Dataset entries
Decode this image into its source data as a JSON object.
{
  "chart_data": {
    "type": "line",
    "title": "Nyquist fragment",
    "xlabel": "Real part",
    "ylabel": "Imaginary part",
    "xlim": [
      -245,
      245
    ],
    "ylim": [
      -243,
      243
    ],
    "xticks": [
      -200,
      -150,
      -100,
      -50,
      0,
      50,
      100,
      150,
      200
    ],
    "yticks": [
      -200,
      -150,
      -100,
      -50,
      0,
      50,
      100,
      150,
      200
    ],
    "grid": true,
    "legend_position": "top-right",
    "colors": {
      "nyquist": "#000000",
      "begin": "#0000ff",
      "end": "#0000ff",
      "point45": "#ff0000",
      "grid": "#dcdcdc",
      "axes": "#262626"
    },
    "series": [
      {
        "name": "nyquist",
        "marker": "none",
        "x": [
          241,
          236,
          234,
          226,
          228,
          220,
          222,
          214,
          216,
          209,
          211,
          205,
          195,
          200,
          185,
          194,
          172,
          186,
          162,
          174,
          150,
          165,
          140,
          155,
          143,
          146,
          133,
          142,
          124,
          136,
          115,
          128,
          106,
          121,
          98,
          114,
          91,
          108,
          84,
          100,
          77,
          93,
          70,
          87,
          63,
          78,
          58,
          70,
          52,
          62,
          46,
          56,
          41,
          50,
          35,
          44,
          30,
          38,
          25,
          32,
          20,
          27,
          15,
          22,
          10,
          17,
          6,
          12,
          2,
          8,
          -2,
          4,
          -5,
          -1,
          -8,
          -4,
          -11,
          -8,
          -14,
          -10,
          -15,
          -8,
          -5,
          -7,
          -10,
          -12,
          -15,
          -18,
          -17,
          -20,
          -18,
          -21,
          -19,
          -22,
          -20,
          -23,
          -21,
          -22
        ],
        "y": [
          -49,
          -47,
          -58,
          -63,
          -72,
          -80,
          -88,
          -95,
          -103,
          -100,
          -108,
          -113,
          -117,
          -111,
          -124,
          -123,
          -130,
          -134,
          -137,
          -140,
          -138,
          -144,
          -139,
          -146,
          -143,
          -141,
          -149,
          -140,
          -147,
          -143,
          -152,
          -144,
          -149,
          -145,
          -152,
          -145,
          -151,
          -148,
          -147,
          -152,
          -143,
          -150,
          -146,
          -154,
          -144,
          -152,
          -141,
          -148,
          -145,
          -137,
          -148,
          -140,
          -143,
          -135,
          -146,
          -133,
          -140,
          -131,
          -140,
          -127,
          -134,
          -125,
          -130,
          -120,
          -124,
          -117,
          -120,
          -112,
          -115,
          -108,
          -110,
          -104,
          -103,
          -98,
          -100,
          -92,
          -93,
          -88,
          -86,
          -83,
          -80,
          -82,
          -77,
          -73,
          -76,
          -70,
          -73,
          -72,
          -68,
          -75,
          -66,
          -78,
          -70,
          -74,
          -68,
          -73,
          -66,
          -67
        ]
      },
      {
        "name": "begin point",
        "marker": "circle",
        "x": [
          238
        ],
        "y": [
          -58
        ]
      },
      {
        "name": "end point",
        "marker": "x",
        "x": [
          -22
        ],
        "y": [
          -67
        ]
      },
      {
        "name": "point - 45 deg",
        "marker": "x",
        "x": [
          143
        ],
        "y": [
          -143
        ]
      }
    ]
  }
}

** Problem description **
Exactly reproduce every record.

** Task solution **
Decode this image into its source data as a JSON object.
{
  "chart_data": {
    "type": "line",
    "title": "Nyquist fragment",
    "xlabel": "Real part",
    "ylabel": "Imaginary part",
    "xlim": [
      -245,
      245
    ],
    "ylim": [
      -243,
      243
    ],
    "xticks": [
      -200,
      -150,
      -100,
      -50,
      0,
      50,
      100,
      150,
      200
    ],
    "yticks": [
      -200,
      -150,
      -100,
      -50,
      0,
      50,
      100,
      150,
      200
    ],
    "grid": true,
    "legend_position": "top-right",
    "colors": {
      "nyquist": "#000000",
      "begin": "#0000ff",
      "end": "#0000ff",
      "point45": "#ff0000",
      "grid": "#dcdcdc",
      "axes": "#262626"
    },
    "series": [
      {
        "name": "nyquist",
        "marker": "none",
        "x": [
          241,
          236,
          234,
          226,
          228,
          220,
          222,
          214,
          216,
          209,
          211,
          205,
          195,
          200,
          185,
          194,
          172,
          186,
          162,
          174,
          150,
          165,
          140,
          155,
          143,
          146,
          133,
          142,
          124,
          136,
          115,
          128,
          106,
          121,
          98,
          114,
          91,
          108,
          84,
          100,
          77,
          93,
          70,
          87,
          63,
          78,
          58,
          70,
          52,
          62,
          46,
          56,
          41,
          50,
          35,
          44,
          30,
          38,
          25,
          32,
          20,
          27,
          15,
          22,
          10,
          17,
          6,
          12,
          2,
          8,
          -2,
          4,
          -5,
          -1,
          -8,
          -4,
          -11,
          -8,
          -14,
          -10,
          -15,
          -8,
          -5,
          -7,
          -10,
          -12,
          -15,
          -18,
          -17,
          -20,
          -18,
          -21,
          -19,
          -22,
          -20,
          -23,
          -21,
          -22
        ],
        "y": [
          -49,
          -47,
          -58,
          -63,
          -72,
          -80,
          -88,
          -95,
          -103,
          -100,
          -108,
          -113,
          -117,
          -111,
          -124,
          -123,
          -130,
          -134,
          -137,
          -140,
          -138,
          -144,
          -139,
          -146,
          -143,
          -141,
          -149,
          -140,
          -147,
          -143,
          -152,
          -144,
          -149,
          -145,
          -152,
          -145,
          -151,
          -148,
          -147,
          -152,
          -143,
          -150,
          -146,
          -154,
          -144,
          -152,
          -141,
          -148,
          -145,
          -137,
          -148,
          -140,
          -143,
          -135,
          -146,
          -133,
          -140,
          -131,
          -140,
          -127,
          -134,
          -125,
          -130,
          -120,
          -124,
          -117,
          -120,
          -112,
          -115,
          -108,
          -110,
          -104,
          -103,
          -98,
          -100,
          -92,
          -93,
          -88,
          -86,
          -83,
          -80,
          -82,
          -77,
          -73,
          -76,
          -70,
          -73,
          -72,
          -68,
          -75,
          -66,
          -78,
          -70,
          -74,
          -68,
          -73,
          -66,
          -67
        ]
      },
      {
        "name": "begin point",
        "marker": "circle",
        "x": [
          238
        ],
        "y": [
          -58
        ]
      },
      {
        "name": "end point",
        "marker": "x",
        "x": [
          -22
        ],
        "y": [
          -67
        ]
      },
      {
        "name": "point - 45 deg",
        "marker": "x",
        "x": [
          143
        ],
        "y": [
          -143
        ]
      }
    ]
  }
}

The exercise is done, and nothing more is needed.